Task:
Below are some records. Pull every line that contains the word "sparkle".

[START OF Supplied records]

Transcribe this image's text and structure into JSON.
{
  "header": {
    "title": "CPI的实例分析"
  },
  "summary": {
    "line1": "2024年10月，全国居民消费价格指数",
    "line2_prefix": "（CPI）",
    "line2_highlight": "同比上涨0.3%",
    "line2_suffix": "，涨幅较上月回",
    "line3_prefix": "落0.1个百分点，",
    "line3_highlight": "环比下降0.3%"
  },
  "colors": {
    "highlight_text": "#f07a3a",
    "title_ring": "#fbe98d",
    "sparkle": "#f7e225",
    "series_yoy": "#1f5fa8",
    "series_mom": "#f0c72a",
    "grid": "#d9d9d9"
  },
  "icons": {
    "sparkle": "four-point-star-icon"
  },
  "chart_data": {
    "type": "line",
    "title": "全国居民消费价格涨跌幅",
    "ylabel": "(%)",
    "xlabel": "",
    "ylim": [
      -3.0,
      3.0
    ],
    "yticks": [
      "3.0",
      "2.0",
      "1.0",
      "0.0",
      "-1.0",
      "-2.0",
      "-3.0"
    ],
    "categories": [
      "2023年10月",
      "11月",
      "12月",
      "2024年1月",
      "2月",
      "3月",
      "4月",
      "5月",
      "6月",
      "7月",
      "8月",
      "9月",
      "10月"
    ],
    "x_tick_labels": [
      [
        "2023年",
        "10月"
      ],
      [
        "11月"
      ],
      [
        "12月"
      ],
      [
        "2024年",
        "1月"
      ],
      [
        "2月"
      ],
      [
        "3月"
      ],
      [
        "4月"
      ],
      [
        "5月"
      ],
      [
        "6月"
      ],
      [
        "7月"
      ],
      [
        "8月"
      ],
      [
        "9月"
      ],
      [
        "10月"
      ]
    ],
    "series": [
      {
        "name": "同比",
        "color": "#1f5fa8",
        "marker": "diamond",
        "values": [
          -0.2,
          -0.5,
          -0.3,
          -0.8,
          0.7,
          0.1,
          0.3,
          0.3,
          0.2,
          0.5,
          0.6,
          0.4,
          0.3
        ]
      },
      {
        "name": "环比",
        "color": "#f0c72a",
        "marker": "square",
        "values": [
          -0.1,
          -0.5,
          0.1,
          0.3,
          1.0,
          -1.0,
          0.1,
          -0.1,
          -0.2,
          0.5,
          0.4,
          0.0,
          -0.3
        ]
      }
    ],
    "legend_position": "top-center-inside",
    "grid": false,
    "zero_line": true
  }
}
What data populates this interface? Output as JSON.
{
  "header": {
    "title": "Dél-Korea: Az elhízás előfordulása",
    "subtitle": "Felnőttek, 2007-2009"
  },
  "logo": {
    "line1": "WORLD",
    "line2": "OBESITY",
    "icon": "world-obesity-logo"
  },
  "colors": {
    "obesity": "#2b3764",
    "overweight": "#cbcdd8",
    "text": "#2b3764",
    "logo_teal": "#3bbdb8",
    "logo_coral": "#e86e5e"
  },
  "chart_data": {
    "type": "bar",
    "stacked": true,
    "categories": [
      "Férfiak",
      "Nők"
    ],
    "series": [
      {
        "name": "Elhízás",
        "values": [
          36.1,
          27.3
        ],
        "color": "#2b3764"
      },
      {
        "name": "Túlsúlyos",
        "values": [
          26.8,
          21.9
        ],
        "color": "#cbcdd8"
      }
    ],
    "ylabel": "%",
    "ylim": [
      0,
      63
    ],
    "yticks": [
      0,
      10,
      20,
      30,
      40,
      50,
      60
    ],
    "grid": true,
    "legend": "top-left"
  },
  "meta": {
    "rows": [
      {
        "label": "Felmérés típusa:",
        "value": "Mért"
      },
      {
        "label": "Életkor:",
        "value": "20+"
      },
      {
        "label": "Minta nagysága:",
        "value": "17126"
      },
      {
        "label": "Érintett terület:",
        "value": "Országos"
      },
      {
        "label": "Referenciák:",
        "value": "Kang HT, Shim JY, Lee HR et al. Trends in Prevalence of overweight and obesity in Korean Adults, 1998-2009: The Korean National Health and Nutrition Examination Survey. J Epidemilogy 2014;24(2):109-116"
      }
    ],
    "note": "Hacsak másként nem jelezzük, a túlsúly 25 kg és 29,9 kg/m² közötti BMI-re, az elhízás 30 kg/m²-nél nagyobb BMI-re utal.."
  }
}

[END OF Supplied records]

Correct result:
    "sparkle": "#f7e225",
    "sparkle": "four-point-star-icon"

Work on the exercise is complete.